DESCRIPTION OF THE TASK:
Below are entries; tally how many lines hold the string "confirmed" and answer with only that figure.
*** THE DATA Section Begins ***
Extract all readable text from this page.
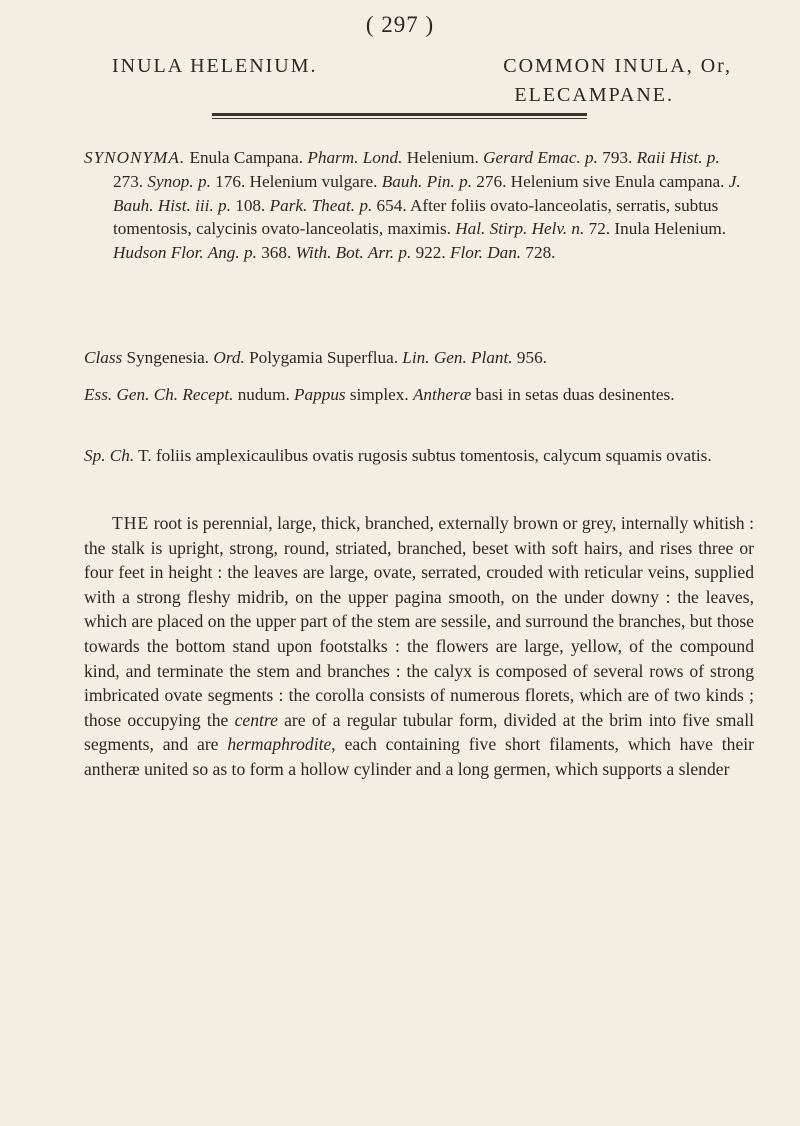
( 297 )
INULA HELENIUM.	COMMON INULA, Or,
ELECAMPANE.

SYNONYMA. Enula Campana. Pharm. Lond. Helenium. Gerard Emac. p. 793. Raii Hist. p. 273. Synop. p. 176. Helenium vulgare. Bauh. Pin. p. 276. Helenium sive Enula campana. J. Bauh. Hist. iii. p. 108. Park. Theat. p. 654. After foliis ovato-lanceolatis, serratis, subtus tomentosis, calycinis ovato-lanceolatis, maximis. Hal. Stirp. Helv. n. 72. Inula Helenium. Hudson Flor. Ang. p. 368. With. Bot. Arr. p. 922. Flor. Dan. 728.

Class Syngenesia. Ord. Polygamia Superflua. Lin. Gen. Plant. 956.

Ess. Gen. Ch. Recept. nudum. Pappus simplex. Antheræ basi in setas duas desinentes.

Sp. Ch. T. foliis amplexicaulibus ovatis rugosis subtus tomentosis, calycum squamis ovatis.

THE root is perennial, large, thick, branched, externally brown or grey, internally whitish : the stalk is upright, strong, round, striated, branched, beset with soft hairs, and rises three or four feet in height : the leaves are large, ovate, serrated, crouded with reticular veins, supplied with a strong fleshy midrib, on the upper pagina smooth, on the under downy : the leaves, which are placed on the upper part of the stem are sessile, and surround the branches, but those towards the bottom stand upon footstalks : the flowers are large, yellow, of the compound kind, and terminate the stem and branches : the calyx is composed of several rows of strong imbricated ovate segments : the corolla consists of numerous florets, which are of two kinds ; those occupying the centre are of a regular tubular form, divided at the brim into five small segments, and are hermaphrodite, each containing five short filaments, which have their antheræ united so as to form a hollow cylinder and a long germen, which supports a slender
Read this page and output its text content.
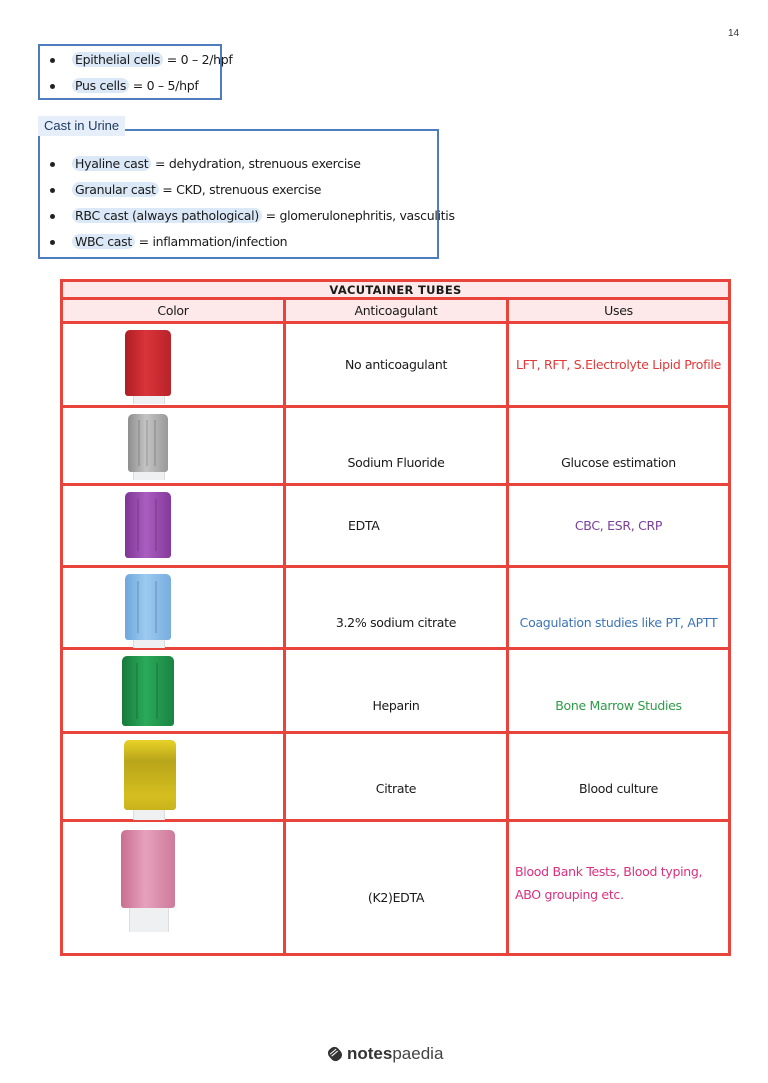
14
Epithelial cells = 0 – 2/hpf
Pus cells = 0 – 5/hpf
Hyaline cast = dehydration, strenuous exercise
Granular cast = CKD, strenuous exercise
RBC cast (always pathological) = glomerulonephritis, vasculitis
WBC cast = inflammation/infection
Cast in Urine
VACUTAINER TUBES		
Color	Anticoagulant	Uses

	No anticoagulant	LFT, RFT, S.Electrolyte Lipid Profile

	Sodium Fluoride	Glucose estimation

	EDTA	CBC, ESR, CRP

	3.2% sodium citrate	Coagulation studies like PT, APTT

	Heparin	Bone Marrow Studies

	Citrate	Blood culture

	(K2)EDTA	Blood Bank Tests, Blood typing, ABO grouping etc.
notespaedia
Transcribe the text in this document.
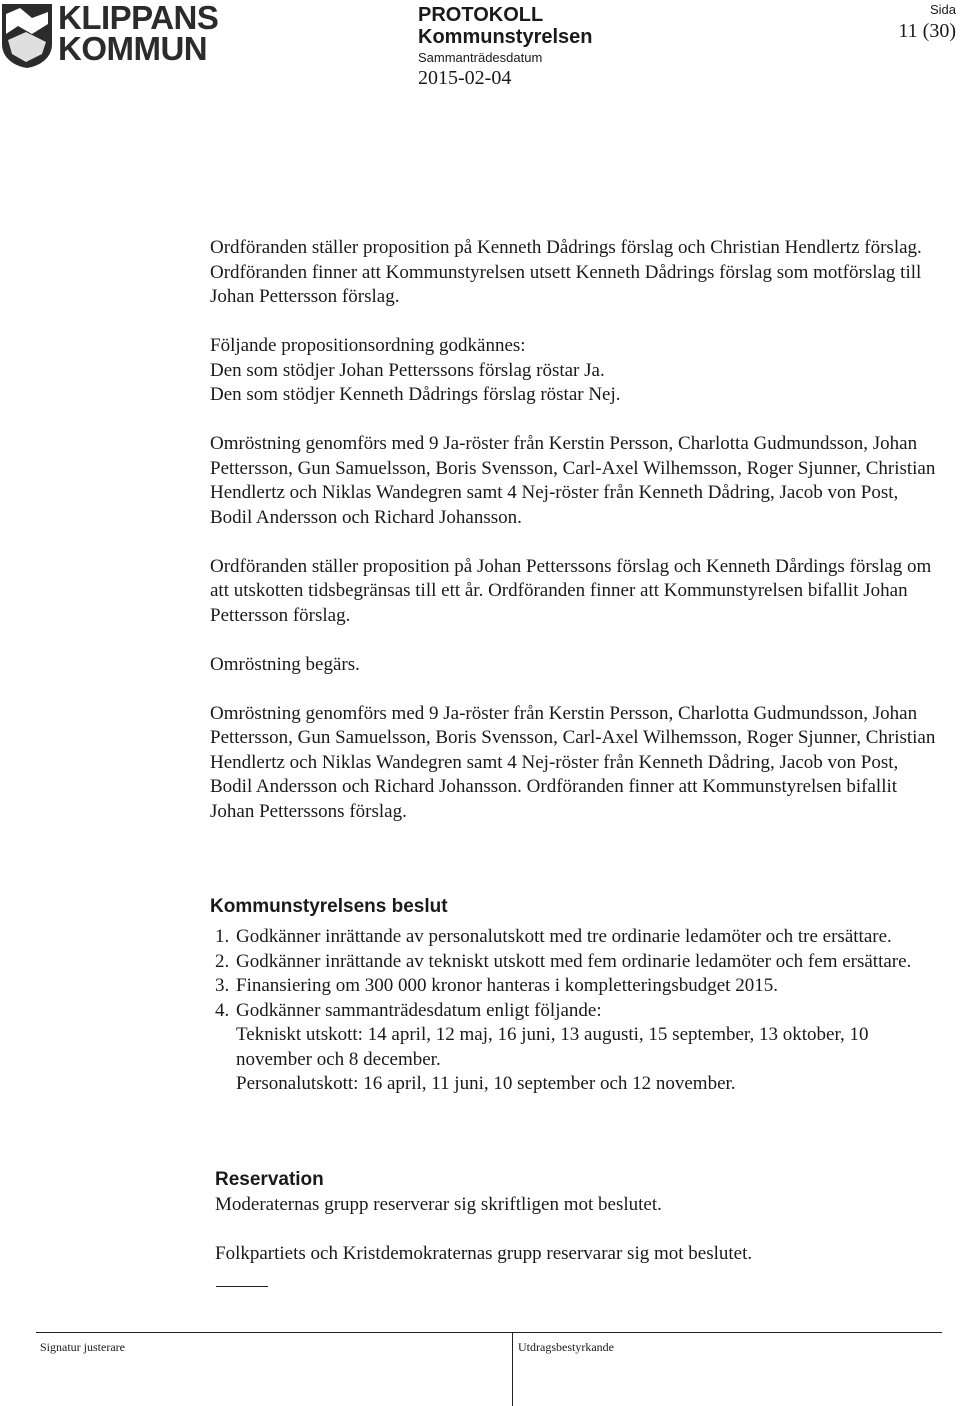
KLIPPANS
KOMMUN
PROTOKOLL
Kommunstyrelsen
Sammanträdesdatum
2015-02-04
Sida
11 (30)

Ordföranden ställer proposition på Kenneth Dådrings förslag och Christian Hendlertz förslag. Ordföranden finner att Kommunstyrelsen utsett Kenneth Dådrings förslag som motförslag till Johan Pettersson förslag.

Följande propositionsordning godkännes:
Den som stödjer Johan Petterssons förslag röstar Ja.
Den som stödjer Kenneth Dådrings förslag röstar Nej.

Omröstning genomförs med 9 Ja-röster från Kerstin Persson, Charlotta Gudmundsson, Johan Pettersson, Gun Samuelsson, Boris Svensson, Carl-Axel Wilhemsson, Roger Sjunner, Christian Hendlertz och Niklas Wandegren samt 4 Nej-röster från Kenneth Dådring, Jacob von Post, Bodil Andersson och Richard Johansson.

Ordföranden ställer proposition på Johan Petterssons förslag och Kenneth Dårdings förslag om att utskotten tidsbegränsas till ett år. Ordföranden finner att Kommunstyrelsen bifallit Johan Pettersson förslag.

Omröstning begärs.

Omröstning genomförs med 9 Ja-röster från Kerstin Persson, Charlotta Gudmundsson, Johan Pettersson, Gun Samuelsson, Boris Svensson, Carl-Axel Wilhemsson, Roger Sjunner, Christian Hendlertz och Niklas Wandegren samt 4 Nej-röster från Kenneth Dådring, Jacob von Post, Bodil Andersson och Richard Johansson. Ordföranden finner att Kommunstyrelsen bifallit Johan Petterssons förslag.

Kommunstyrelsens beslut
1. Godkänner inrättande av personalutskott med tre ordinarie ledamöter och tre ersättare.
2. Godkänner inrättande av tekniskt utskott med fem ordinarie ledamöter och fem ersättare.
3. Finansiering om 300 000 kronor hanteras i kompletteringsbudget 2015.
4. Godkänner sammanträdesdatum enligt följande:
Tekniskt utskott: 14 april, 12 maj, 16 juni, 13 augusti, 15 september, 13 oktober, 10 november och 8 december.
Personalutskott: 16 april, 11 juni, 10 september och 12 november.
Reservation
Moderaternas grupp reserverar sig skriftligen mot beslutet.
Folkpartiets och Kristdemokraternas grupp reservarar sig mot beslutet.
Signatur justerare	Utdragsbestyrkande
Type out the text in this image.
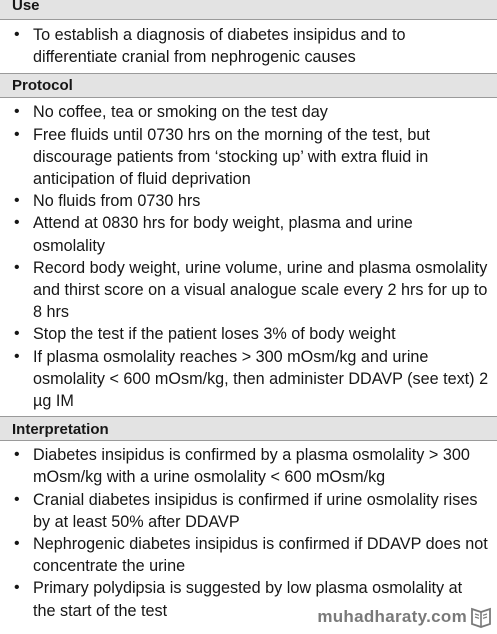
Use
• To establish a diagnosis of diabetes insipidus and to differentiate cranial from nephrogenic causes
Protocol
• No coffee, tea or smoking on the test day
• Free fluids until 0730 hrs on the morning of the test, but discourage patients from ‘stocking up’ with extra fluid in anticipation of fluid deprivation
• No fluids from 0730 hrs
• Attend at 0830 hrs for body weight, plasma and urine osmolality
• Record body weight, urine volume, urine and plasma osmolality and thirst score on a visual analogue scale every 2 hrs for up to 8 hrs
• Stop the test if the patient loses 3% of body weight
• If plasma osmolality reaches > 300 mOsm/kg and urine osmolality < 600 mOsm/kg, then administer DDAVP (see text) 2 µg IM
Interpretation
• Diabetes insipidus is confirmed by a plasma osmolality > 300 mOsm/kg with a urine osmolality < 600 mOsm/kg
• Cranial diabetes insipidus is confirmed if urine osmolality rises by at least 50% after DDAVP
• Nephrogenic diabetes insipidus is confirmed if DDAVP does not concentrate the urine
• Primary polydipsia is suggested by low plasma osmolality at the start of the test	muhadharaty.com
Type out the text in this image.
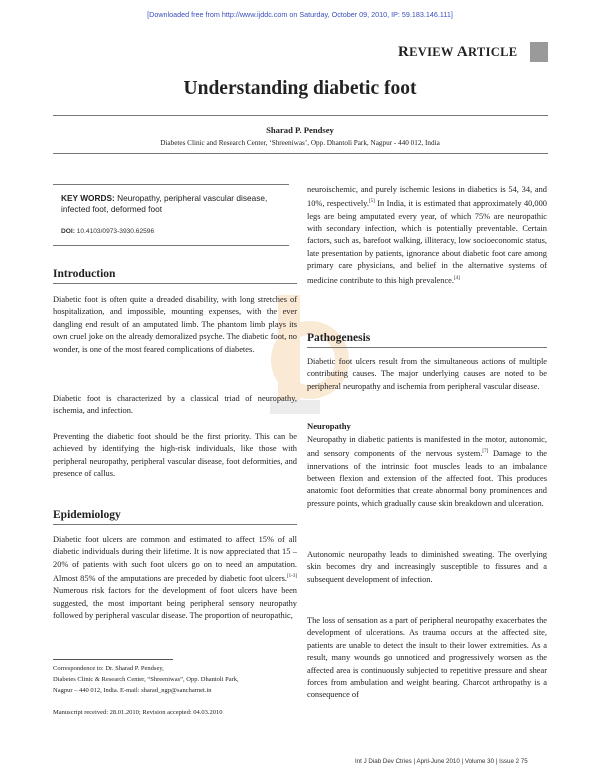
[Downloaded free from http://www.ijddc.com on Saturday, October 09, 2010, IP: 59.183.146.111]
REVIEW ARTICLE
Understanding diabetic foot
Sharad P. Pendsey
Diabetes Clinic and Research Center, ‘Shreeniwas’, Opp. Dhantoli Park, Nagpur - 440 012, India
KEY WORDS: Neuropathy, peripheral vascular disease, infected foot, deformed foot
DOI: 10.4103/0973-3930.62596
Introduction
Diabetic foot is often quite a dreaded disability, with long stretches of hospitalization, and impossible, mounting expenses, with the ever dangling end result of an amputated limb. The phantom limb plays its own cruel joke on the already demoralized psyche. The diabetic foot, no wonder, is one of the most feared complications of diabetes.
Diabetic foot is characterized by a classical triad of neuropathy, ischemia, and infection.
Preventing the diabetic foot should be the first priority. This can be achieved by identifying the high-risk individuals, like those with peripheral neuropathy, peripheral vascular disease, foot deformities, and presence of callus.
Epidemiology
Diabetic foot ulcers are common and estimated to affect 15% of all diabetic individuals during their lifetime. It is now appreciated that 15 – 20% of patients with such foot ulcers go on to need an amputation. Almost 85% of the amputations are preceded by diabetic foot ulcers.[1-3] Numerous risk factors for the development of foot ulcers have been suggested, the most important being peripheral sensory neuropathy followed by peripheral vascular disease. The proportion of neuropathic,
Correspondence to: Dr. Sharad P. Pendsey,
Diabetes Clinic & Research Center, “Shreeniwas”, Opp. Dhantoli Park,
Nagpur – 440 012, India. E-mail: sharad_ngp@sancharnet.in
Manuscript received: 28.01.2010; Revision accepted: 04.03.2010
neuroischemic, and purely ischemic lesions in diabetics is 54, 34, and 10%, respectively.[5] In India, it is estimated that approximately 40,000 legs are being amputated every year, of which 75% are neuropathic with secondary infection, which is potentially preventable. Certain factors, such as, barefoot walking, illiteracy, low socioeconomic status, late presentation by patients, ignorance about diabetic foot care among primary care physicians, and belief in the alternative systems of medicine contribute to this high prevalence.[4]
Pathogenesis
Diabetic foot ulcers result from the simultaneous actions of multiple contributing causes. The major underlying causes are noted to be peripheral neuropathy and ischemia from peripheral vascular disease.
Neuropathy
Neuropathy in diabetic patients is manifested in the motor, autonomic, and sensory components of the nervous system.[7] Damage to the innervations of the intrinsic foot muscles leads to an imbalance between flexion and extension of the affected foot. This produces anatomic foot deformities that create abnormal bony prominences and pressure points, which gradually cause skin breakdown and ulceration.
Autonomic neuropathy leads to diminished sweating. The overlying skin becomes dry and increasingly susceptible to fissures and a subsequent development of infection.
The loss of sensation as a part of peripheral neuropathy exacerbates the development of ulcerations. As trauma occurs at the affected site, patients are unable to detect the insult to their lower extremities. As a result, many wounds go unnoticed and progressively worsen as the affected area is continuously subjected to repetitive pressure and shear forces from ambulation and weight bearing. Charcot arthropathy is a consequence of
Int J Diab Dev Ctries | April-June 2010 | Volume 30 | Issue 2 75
*** THE DATA Section Ends ***
ANSWER:
3